What the exercise asks: Leave out the pictures and transcribe everything else exactly.

Data records
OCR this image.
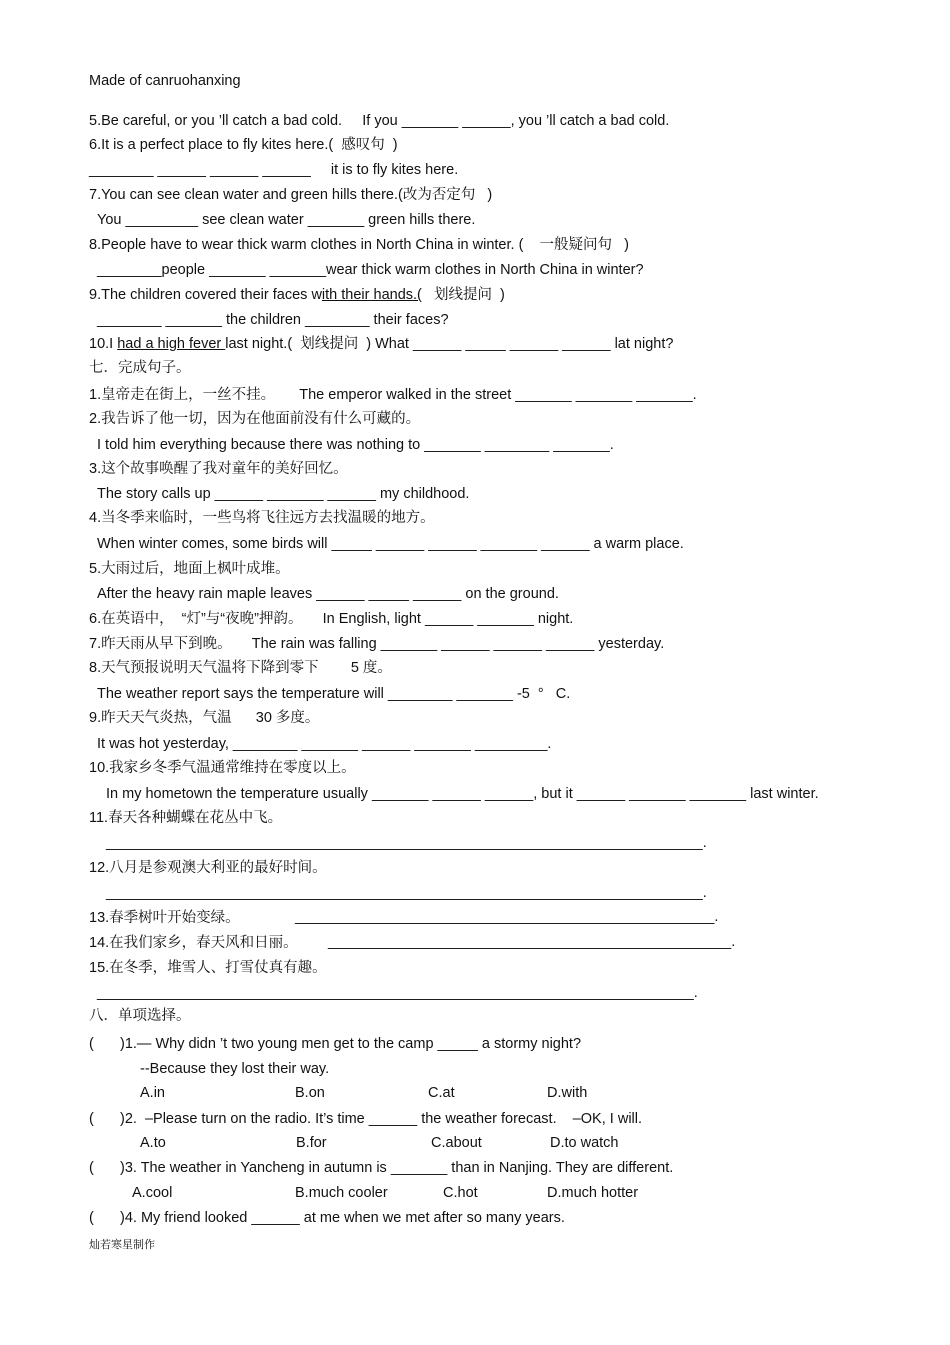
Made of canruohanxing
5.Be careful, or you ’ll catch a bad cold.     If you _______ ______, you ’ll catch a bad cold.
6.It is a perfect place to fly kites here.(  感叹句  )
________ ______ ______ ______     it is to fly kites here.
7.You can see clean water and green hills there.(改为否定句   )
You _________ see clean water _______ green hills there.
8.People have to wear thick warm clothes in North China in winter. (    一般疑问句   )
________people _______ _______wear thick warm clothes in North China in winter?
9.The children covered their faces with their hands.(   划线提问  )
________ _______ the children ________ their faces?
10.I had a high fever last night.(  划线提问  ) What ______ _____ ______ ______ lat night?
七．完成句子。
1.皇帝走在街上，一丝不挂。      The emperor walked in the street _______ _______ _______.
2.我告诉了他一切，因为在他面前没有什么可藏的。
I told him everything because there was nothing to _______ ________ _______.
3.这个故事唤醒了我对童年的美好回忆。
The story calls up ______ _______ ______ my childhood.
4.当冬季来临时，一些鸟将飞往远方去找温暖的地方。
When winter comes, some birds will _____ ______ ______ _______ ______ a warm place.
5.大雨过后，地面上枫叶成堆。
After the heavy rain maple leaves ______ _____ ______ on the ground.
6.在英语中，  “灯”与“夜晚”押韵。     In English, light ______ _______ night.
7.昨天雨从早下到晚。     The rain was falling _______ ______ ______ ______ yesterday.
8.天气预报说明天气温将下降到零下        5 度。
The weather report says the temperature will ________ _______ -5  °   C.
9.昨天天气炎热，气温      30 多度。
It was hot yesterday, ________ _______ ______ _______ _________.
10.我家乡冬季气温通常维持在零度以上。
In my hometown the temperature usually _______ ______ ______, but it ______ _______ _______ last winter.
11.春天各种蝴蝶在花丛中飞。
__________________________________________________________________________.
12.八月是参观澳大利亚的最好时间。
__________________________________________________________________________.
13.春季树叶开始变绿。	____________________________________________________.
14.在我们家乡，春天风和日丽。 __________________________________________________.
15.在冬季，堆雪人、打雪仗真有趣。
__________________________________________________________________________.
八．单项选择。
( )1.— Why didn ’t two young men get to the camp _____ a stormy night?
--Because they lost their way.
A.in	B.on	C.at	D.with
( )2.  –Please turn on the radio. It’s time ______ the weather forecast.    –OK, I will.
A.to	B.for	C.about	D.to watch
( )3. The weather in Yancheng in autumn is _______ than in Nanjing. They are different.
A.cool	B.much cooler	C.hot	D.much hotter
( )4. My friend looked ______ at me when we met after so many years.
灿若寒星制作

Result of the task:
OCR this image.
Made of canruohanxing
5.Be careful, or you ’ll catch a bad cold.     If you _______ ______, you ’ll catch a bad cold.
6.It is a perfect place to fly kites here.(  感叹句  )
________ ______ ______ ______     it is to fly kites here.
7.You can see clean water and green hills there.(改为否定句   )
You _________ see clean water _______ green hills there.
8.People have to wear thick warm clothes in North China in winter. (    一般疑问句   )
________people _______ _______wear thick warm clothes in North China in winter?
9.The children covered their faces with their hands.(   划线提问  )
________ _______ the children ________ their faces?
10.I had a high fever last night.(  划线提问  ) What ______ _____ ______ ______ lat night?
七．完成句子。
1.皇帝走在街上，一丝不挂。      The emperor walked in the street _______ _______ _______.
2.我告诉了他一切，因为在他面前没有什么可藏的。
I told him everything because there was nothing to _______ ________ _______.
3.这个故事唤醒了我对童年的美好回忆。
The story calls up ______ _______ ______ my childhood.
4.当冬季来临时，一些鸟将飞往远方去找温暖的地方。
When winter comes, some birds will _____ ______ ______ _______ ______ a warm place.
5.大雨过后，地面上枫叶成堆。
After the heavy rain maple leaves ______ _____ ______ on the ground.
6.在英语中，  “灯”与“夜晚”押韵。     In English, light ______ _______ night.
7.昨天雨从早下到晚。     The rain was falling _______ ______ ______ ______ yesterday.
8.天气预报说明天气温将下降到零下        5 度。
The weather report says the temperature will ________ _______ -5  °   C.
9.昨天天气炎热，气温      30 多度。
It was hot yesterday, ________ _______ ______ _______ _________.
10.我家乡冬季气温通常维持在零度以上。
In my hometown the temperature usually _______ ______ ______, but it ______ _______ _______ last winter.
11.春天各种蝴蝶在花丛中飞。
__________________________________________________________________________.
12.八月是参观澳大利亚的最好时间。
__________________________________________________________________________.
13.春季树叶开始变绿。	____________________________________________________.
14.在我们家乡，春天风和日丽。 __________________________________________________.
15.在冬季，堆雪人、打雪仗真有趣。
__________________________________________________________________________.
八．单项选择。
( )1.— Why didn ’t two young men get to the camp _____ a stormy night?
--Because they lost their way.
A.in	B.on	C.at	D.with
( )2.  –Please turn on the radio. It’s time ______ the weather forecast.    –OK, I will.
A.to	B.for	C.about	D.to watch
( )3. The weather in Yancheng in autumn is _______ than in Nanjing. They are different.
A.cool	B.much cooler	C.hot	D.much hotter
( )4. My friend looked ______ at me when we met after so many years.
灿若寒星制作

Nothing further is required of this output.